**To do**
Write the data out again exactly, with no pictures.

**Dataset entries**
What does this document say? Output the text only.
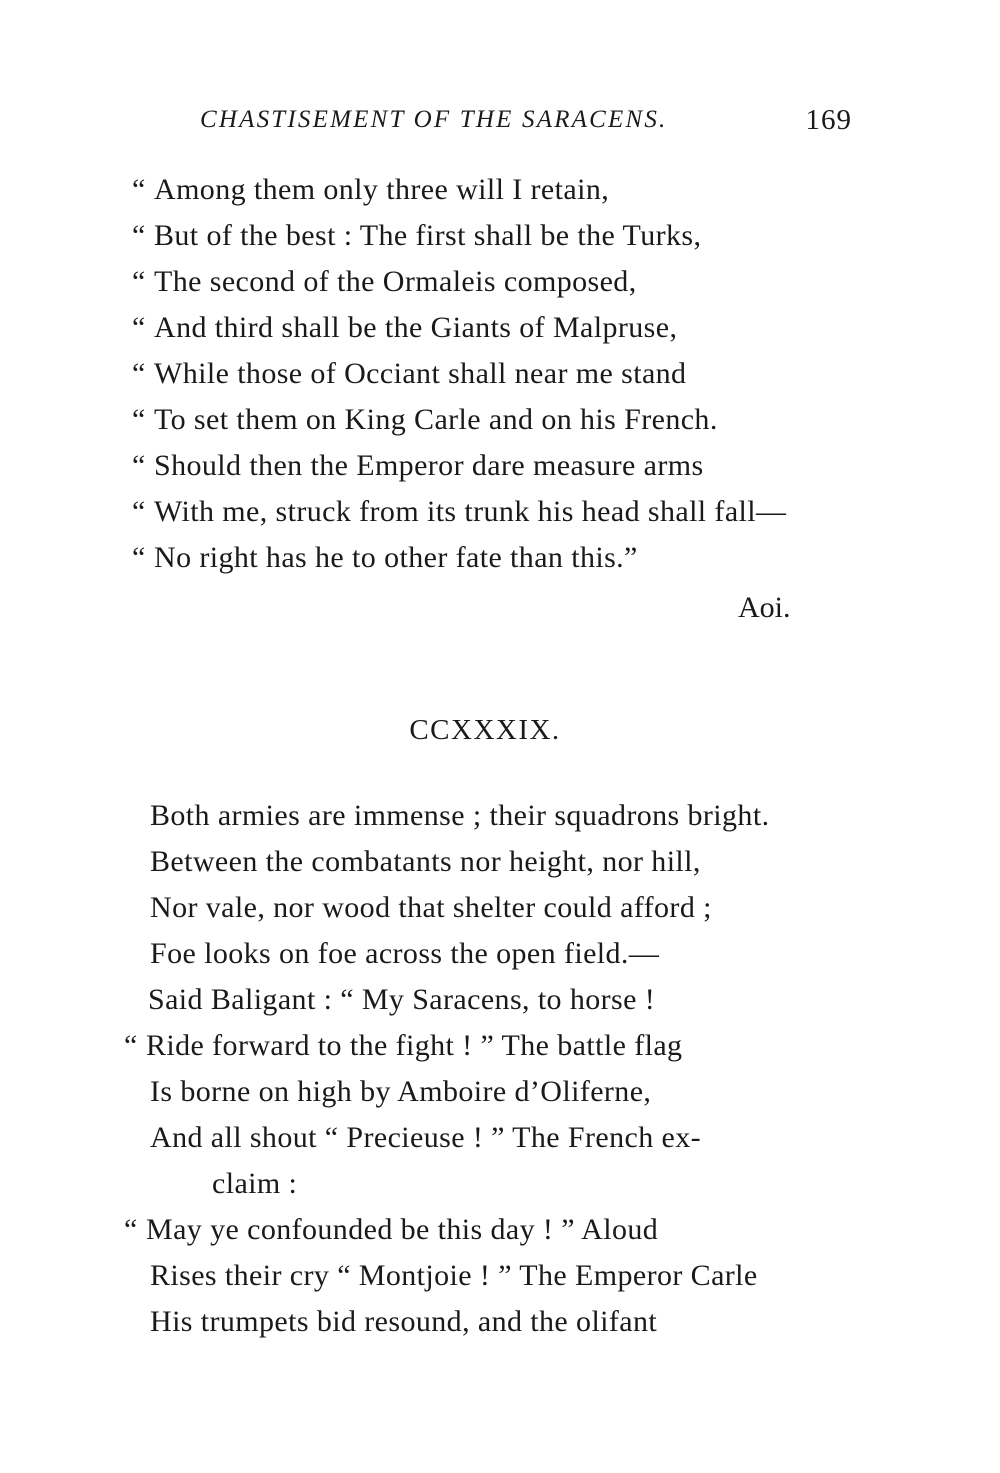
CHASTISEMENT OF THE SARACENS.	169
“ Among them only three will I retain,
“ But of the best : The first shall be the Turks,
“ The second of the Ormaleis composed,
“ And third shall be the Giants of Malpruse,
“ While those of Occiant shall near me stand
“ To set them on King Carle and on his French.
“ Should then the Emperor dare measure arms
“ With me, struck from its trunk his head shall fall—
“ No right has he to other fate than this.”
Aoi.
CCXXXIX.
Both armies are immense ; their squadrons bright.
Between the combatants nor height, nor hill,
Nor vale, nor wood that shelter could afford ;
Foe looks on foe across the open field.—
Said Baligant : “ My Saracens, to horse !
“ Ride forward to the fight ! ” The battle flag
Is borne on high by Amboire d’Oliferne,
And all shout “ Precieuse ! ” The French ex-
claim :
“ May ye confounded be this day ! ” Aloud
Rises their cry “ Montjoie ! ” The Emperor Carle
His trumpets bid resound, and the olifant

**Task answer**
What does this document say? Output the text only.
CHASTISEMENT OF THE SARACENS.	169
“ Among them only three will I retain,
“ But of the best : The first shall be the Turks,
“ The second of the Ormaleis composed,
“ And third shall be the Giants of Malpruse,
“ While those of Occiant shall near me stand
“ To set them on King Carle and on his French.
“ Should then the Emperor dare measure arms
“ With me, struck from its trunk his head shall fall—
“ No right has he to other fate than this.”
Aoi.
CCXXXIX.
Both armies are immense ; their squadrons bright.
Between the combatants nor height, nor hill,
Nor vale, nor wood that shelter could afford ;
Foe looks on foe across the open field.—
Said Baligant : “ My Saracens, to horse !
“ Ride forward to the fight ! ” The battle flag
Is borne on high by Amboire d’Oliferne,
And all shout “ Precieuse ! ” The French ex-
claim :
“ May ye confounded be this day ! ” Aloud
Rises their cry “ Montjoie ! ” The Emperor Carle
His trumpets bid resound, and the olifant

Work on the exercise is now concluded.